• [DIRECTIVE] An exact reproduction of the records is required, with all images left out.

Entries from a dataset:
==*==

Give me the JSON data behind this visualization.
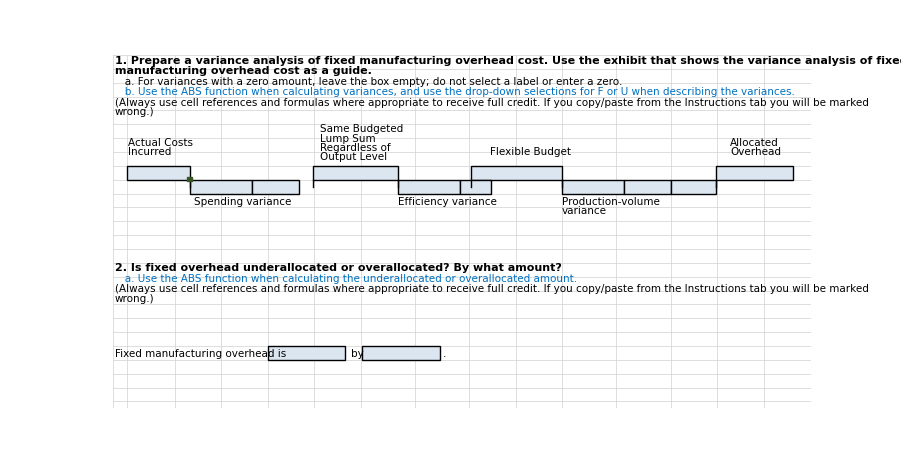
{
  "title_line1": "1. Prepare a variance analysis of fixed manufacturing overhead cost. Use the exhibit that shows the variance analysis of fixed",
  "title_line2": "manufacturing overhead cost as a guide.",
  "instr_a": "   a. For variances with a zero amount, leave the box empty; do not select a label or enter a zero.",
  "instr_b": "   b. Use the ABS function when calculating variances, and use the drop-down selections for F or U when describing the variances.",
  "instr_c": "(Always use cell references and formulas where appropriate to receive full credit. If you copy/paste from the Instructions tab you will be marked",
  "instr_d": "wrong.)",
  "col_actual_1": "Actual Costs",
  "col_actual_2": "Incurred",
  "col_budget_1": "Same Budgeted",
  "col_budget_2": "Lump Sum",
  "col_budget_3": "Regardless of",
  "col_budget_4": "Output Level",
  "col_flexible": "Flexible Budget",
  "col_alloc_1": "Allocated",
  "col_alloc_2": "Overhead",
  "var1": "Spending variance",
  "var2": "Efficiency variance",
  "var3_1": "Production-volume",
  "var3_2": "variance",
  "sec2_title": "2. Is fixed overhead underallocated or overallocated? By what amount?",
  "sec2_a": "   a. Use the ABS function when calculating the underallocated or overallocated amount.",
  "sec2_c": "(Always use cell references and formulas where appropriate to receive full credit. If you copy/paste from the Instructions tab you will be marked",
  "sec2_d": "wrong.)",
  "bottom_label": "Fixed manufacturing overhead is",
  "by_text": "by",
  "period": ".",
  "bg": "#ffffff",
  "cell_fill": "#dce6f1",
  "cell_border": "#000000",
  "grid_color": "#d0d0d0",
  "col_black": "#000000",
  "col_blue": "#0070c0",
  "col_red": "#c00000",
  "col_green_dark": "#375623",
  "fs_title": 8.0,
  "fs_body": 7.5
}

==*==

• [SOLUTION]
Give me the JSON data behind this visualization.
{
  "title_line1": "1. Prepare a variance analysis of fixed manufacturing overhead cost. Use the exhibit that shows the variance analysis of fixed",
  "title_line2": "manufacturing overhead cost as a guide.",
  "instr_a": "   a. For variances with a zero amount, leave the box empty; do not select a label or enter a zero.",
  "instr_b": "   b. Use the ABS function when calculating variances, and use the drop-down selections for F or U when describing the variances.",
  "instr_c": "(Always use cell references and formulas where appropriate to receive full credit. If you copy/paste from the Instructions tab you will be marked",
  "instr_d": "wrong.)",
  "col_actual_1": "Actual Costs",
  "col_actual_2": "Incurred",
  "col_budget_1": "Same Budgeted",
  "col_budget_2": "Lump Sum",
  "col_budget_3": "Regardless of",
  "col_budget_4": "Output Level",
  "col_flexible": "Flexible Budget",
  "col_alloc_1": "Allocated",
  "col_alloc_2": "Overhead",
  "var1": "Spending variance",
  "var2": "Efficiency variance",
  "var3_1": "Production-volume",
  "var3_2": "variance",
  "sec2_title": "2. Is fixed overhead underallocated or overallocated? By what amount?",
  "sec2_a": "   a. Use the ABS function when calculating the underallocated or overallocated amount.",
  "sec2_c": "(Always use cell references and formulas where appropriate to receive full credit. If you copy/paste from the Instructions tab you will be marked",
  "sec2_d": "wrong.)",
  "bottom_label": "Fixed manufacturing overhead is",
  "by_text": "by",
  "period": ".",
  "bg": "#ffffff",
  "cell_fill": "#dce6f1",
  "cell_border": "#000000",
  "grid_color": "#d0d0d0",
  "col_black": "#000000",
  "col_blue": "#0070c0",
  "col_red": "#c00000",
  "col_green_dark": "#375623",
  "fs_title": 8.0,
  "fs_body": 7.5
}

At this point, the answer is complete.